Having neither a strong personality nor buttloads of cash, it is highly unlikely that I would ever aspire to hold public office.  I have a healthy cynicism toward politicians (even Republicans who claim conservatism/fiscal responsibility when it serves their purpose) anyway.  I don’t see how it would be possible today to be honest- or at the least to attempt to stick to one’s principles- and survive in the world of politics.

Ted looked normal, anyway.

I can see how psychopaths could do very well in the political sphere.  Is Obama Ted Bundy’s political cousin?  What about Bill Clinton? To be fair, the most recent president that Obama reminds me of is Richard Nixon.  Here was a guy who was also paranoid and secretive and involved in shady business, though Dick Nixon’s a choirboy (as is Clinton) when compared to the current Obfuscater In Chief.

I don’t think anyone’s in the political game for altruistic motives.  One can argue that there is no such thing as true altruism, because people reach out to others to fulfill their own needs for belonging and self-esteem.  Obama reaches out to the entitlement crowd because to them they’re voting for Santa Claus.

I can go on for days on this one.

Of course, human beings have needs.  It’s just not the function of government to provide those needs for people who should be working and providing for themselves.

Another tidbit from Psych 101: Maslow’s Hierarchy of Needs.

Not to disagree too much with Maslow, but I know people whose hierarchies are a lot different.  Such as Jerry’s:

Not just any beer.  Natty Lite.  Acck.

I think that hierarchy stays pretty consistent as one ages too.  As a little kid mine would have looked something like this:

Plus ça change, plus c’est la même chose– the more things change, the more they stay the same, and yes, I drank coffee even as a very young child- thanks Grandma, for putting the Folger’s monkey on my back!

I think part of the problem with society today is that self-esteem is over-rated.  You shouldn’t feel good about yourself if you suck.  Normal people naturally feel shitty when they know they should do something about their suckiness. Save the feeling good for when you’ve accomplished something.

---

• Required tasks:
a: For each statement, answer yes or no according to the blog post about politicians and Maslow's hierarchy, and quote the words from the post that decide it.
(i) Among recent presidents, the writer names Richard Nixon as the one Obama brings to mind.
(ii) The writer started drinking coffee as an adult.
(iii) The writer considers self-esteem underrated.
b: Answer these questions from the blog post about politicians and Maslow's hierarchy:
(i) Which beer does the post name in connection with Jerry's hierarchy?
(ii) According to the post, who does the entitlement crowd think they are voting for?
(iii) What does the post say is not the function of government?
c: Write the next part of the blog post about politicians and Maslow's hierarchy, continuing after its final sentence.
The records that come next are separate material with no connection to the blog post.

• Excerpted data:
---

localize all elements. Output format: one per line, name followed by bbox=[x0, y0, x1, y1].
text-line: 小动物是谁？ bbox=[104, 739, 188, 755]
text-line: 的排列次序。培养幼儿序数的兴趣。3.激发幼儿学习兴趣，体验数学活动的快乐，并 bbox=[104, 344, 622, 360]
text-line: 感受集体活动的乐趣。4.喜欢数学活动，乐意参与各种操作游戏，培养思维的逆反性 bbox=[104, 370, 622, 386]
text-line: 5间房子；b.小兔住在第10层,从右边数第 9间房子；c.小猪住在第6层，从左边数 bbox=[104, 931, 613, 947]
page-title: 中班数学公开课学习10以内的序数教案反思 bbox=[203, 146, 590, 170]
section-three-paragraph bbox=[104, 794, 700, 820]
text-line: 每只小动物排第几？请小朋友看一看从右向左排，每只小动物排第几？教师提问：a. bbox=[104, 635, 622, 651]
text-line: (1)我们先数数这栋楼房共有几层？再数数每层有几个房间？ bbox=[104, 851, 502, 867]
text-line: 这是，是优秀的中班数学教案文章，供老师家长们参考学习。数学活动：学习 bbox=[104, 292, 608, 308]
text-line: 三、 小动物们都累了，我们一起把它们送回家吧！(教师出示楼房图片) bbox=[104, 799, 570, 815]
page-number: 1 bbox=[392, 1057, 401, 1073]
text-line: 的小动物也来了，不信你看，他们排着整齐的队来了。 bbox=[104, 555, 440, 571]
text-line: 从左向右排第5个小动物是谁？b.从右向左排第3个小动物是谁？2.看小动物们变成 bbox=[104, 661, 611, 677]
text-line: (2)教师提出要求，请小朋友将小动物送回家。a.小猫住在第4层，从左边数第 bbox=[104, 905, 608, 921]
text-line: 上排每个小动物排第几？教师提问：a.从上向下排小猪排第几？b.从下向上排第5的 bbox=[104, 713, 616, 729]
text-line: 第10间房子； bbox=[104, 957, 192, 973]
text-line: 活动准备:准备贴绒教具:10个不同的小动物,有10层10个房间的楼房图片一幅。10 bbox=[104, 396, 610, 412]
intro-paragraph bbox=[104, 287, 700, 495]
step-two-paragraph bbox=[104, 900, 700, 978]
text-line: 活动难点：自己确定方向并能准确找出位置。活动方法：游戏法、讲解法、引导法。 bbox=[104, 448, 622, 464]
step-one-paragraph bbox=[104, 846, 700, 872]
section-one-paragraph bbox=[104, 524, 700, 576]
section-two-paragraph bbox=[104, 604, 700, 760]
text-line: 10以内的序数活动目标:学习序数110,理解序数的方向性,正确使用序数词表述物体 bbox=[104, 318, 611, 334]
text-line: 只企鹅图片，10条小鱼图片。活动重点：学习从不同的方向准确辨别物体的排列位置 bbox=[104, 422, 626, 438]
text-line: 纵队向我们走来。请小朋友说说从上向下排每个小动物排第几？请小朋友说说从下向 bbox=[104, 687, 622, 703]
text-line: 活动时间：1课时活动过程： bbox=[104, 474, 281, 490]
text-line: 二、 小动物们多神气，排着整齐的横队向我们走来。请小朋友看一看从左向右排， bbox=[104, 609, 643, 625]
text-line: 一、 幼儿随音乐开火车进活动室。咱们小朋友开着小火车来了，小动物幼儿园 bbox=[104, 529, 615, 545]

---

• Task-by-task outputs:
a:
(i) Yes: "the most recent president that Obama reminds me of is Richard Nixon"
(ii) No: "I drank coffee even as a very young child"
(iii) No: "self-esteem is over-rated"

b:
(i) Natty Lite
(ii) Santa Claus
(iii) Providing needs for people who should be working and providing for themselves

c:
I remember all the vapid little cartoons and sketches and stuff designed for kids back in the 70’s to make them feel good about themselves. I watch that stuff today and a good bit of it makes me want to vomit.  Some of it was good, such as telling girls that they can be astronauts just like the guys, and that it’s OK for guys to cry in public, even if it makes them look like pussies to the rest of the world.   The problem is that touchy-feely stuff has morphed even further into the notion that the world owes you simply because you’re vertical and sucking up valuable oxygen.  I still remember Steve-o and his attempts at the “I’m entitled because I’m breathing” tactic to get out of doing unpleasant tasks, such as, “I don’t have to clean the cat box, Mom, because I’m just fine the way I am.”  Ok, keep up that philosophy and you can talk yourself out of doing anything menial- or meaningful- for that matter.   Nice try, but I won’t let you get away with it.  I was a Mean Mommy.  I made him do chores.  It was good for him.

I think for a long time Steve-o thought I was the reincarnation of Joan Crawford, which is erroneous on two levels.

First, I don’t believe in reincarnation. Second, Joan died in 1977.  I was born in 1969, which makes such a notion logistically impossible.

Why would anyone want to improve themselves and work to reach their potential if they’re convinced that they’ve reached the apex of personal achievement simply by getting out of bed? I have a problem with that.  Perhaps it’s my flaming type-A personality shining through yet again, but if you’re going to suck up valuable oxygen, do something at least halfway constructive with it.

“You’re not a *eff-tard…You’re just a tard,” probably isn’t a very good apology when you’ve called your son an *eff-tard in a fit of anger.  I’m sorry, Steve-o.

Mommy doesn’t do well with things like empathy and compassion.

Anyway, I know this election season I’ve found it hard to hold my tongue, and while I strive for civility, I often fail miserably.  It looks like I will have to settle for my two good friends, satire and sarcasm, to get me through.

Sadly, no matter how things turn out, ‘ol Splitfoot is going to have a field day.